Rewrite the records between the lines holding "x-tick-label: 25 xyxy=(602,430,616,445)" and "Find all labels, buttons, inputs, and", inclusive, replacing "series-trace" with "series-line" and leaving everything else unchanged.

(Element region listings)
══════════

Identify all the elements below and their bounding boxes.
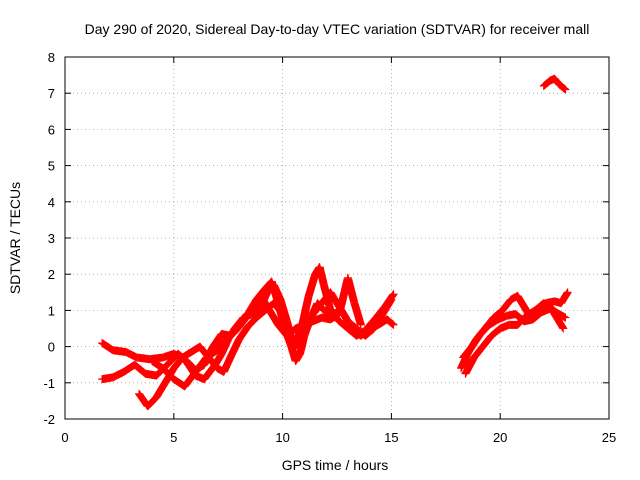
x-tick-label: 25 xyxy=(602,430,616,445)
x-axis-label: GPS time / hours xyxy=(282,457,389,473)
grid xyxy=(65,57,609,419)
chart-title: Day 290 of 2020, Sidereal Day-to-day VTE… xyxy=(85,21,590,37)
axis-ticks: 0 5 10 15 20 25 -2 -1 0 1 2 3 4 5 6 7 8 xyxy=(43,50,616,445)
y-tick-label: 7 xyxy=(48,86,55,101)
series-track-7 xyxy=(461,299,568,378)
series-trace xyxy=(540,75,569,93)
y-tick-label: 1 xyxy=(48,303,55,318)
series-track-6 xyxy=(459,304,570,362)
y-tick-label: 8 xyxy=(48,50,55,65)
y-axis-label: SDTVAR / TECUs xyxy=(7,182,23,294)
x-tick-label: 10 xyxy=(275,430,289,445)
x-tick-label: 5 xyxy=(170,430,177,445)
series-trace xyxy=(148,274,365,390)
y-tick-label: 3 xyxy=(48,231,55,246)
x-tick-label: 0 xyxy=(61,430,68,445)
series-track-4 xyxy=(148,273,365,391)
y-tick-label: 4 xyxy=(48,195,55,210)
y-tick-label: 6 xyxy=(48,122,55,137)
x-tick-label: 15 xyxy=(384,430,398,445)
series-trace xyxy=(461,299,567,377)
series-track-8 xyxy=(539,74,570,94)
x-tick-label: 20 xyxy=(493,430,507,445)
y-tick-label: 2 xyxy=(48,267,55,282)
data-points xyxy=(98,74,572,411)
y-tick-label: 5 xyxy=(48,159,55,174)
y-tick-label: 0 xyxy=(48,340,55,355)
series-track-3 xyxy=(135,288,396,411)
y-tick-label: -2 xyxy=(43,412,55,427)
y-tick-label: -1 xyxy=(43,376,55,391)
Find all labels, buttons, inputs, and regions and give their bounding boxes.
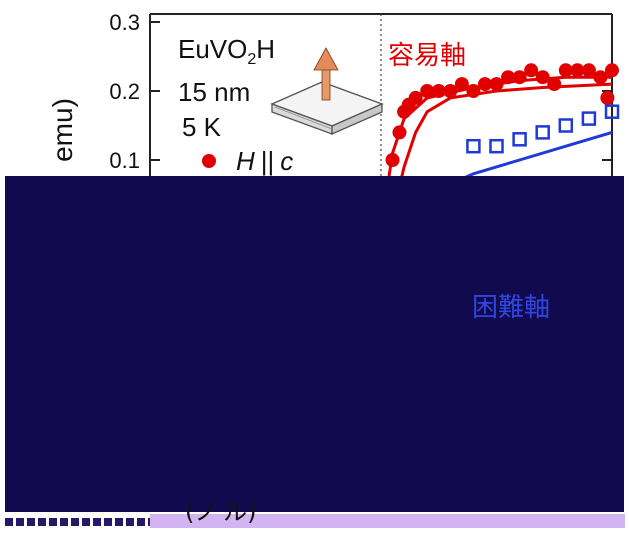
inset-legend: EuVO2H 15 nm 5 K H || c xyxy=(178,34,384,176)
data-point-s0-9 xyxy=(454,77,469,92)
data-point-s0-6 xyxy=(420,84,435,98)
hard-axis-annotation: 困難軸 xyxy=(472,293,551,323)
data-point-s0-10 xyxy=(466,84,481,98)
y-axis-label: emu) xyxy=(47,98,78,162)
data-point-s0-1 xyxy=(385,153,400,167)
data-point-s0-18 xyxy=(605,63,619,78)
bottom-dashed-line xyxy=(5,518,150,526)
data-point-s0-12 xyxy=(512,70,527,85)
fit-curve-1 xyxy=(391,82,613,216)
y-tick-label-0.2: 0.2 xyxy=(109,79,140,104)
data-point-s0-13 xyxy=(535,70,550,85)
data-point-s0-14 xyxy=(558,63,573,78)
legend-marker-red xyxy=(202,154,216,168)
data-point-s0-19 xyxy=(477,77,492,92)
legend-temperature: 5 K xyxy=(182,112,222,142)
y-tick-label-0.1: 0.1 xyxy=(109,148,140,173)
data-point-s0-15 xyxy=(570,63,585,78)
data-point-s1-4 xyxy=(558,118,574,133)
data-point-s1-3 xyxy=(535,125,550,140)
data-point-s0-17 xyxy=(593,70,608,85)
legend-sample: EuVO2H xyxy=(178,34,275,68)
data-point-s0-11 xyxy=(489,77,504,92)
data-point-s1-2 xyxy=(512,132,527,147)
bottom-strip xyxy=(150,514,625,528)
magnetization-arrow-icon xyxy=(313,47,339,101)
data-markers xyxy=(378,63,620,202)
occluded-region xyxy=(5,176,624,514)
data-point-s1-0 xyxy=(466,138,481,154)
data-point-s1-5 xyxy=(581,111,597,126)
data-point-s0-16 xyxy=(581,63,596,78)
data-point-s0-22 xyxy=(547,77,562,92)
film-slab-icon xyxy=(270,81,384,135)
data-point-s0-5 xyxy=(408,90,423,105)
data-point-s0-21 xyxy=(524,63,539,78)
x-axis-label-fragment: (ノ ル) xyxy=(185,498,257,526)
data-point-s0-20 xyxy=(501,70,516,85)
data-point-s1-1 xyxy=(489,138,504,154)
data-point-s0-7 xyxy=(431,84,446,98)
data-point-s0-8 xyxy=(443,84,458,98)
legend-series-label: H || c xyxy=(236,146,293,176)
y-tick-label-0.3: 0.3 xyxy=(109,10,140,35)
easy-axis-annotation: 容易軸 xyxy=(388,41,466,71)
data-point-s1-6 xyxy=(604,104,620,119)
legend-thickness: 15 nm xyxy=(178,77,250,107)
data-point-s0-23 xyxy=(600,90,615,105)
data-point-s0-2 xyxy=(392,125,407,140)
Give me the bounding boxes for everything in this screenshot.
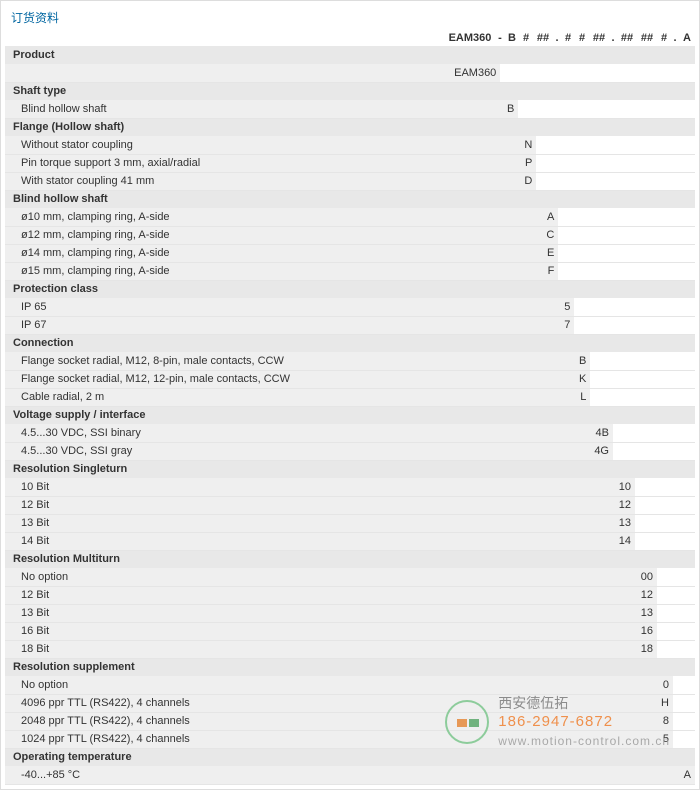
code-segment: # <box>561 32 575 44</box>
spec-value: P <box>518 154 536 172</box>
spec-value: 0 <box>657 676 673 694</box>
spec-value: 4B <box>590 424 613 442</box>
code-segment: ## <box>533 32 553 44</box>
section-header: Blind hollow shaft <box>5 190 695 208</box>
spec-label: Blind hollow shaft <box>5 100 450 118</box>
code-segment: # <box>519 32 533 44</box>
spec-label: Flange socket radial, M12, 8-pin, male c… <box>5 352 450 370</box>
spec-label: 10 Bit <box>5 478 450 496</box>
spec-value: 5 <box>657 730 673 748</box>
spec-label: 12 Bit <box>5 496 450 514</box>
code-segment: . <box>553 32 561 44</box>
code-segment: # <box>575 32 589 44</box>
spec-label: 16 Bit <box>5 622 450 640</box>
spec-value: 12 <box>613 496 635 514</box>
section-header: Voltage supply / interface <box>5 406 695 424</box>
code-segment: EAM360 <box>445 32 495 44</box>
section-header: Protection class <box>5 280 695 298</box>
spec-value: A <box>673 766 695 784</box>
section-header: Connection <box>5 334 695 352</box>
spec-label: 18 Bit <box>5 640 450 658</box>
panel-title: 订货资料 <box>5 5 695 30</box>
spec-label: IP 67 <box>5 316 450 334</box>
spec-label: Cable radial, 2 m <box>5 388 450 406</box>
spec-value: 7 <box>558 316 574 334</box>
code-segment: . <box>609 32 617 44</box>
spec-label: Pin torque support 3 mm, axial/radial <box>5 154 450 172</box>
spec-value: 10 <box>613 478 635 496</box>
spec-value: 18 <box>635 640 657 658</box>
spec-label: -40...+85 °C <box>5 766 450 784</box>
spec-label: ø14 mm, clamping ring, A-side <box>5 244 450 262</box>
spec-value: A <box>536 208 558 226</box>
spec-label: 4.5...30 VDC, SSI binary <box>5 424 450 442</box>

══════════

# [REPLY TO THE EXERCISE]
x-tick-label: 25 xyxy=(602,430,616,445)
x-axis-label: GPS time / hours xyxy=(282,457,389,473)
grid xyxy=(65,57,609,419)
chart-title: Day 290 of 2020, Sidereal Day-to-day VTE… xyxy=(85,21,590,37)
axis-ticks: 0 5 10 15 20 25 -2 -1 0 1 2 3 4 5 6 7 8 xyxy=(43,50,616,445)
y-tick-label: 7 xyxy=(48,86,55,101)
series-track-7 xyxy=(461,299,568,378)
series-line xyxy=(540,75,569,93)
y-tick-label: 1 xyxy=(48,303,55,318)
series-track-6 xyxy=(459,304,570,362)
y-tick-label: 8 xyxy=(48,50,55,65)
y-axis-label: SDTVAR / TECUs xyxy=(7,182,23,294)
x-tick-label: 10 xyxy=(275,430,289,445)
x-tick-label: 5 xyxy=(170,430,177,445)
series-line xyxy=(148,274,365,390)
y-tick-label: 3 xyxy=(48,231,55,246)
x-tick-label: 0 xyxy=(61,430,68,445)
series-track-4 xyxy=(148,273,365,391)
y-tick-label: 4 xyxy=(48,195,55,210)
y-tick-label: 6 xyxy=(48,122,55,137)
x-tick-label: 15 xyxy=(384,430,398,445)
series-line xyxy=(461,299,567,377)
series-track-8 xyxy=(539,74,570,94)
x-tick-label: 20 xyxy=(493,430,507,445)
y-tick-label: 2 xyxy=(48,267,55,282)
data-points xyxy=(98,74,572,411)
y-tick-label: 5 xyxy=(48,159,55,174)
y-tick-label: 0 xyxy=(48,340,55,355)
series-track-3 xyxy=(135,288,396,411)
y-tick-label: -2 xyxy=(43,412,55,427)
y-tick-label: -1 xyxy=(43,376,55,391)
Find all labels, buttons, inputs, and regions and give their bounding boxes.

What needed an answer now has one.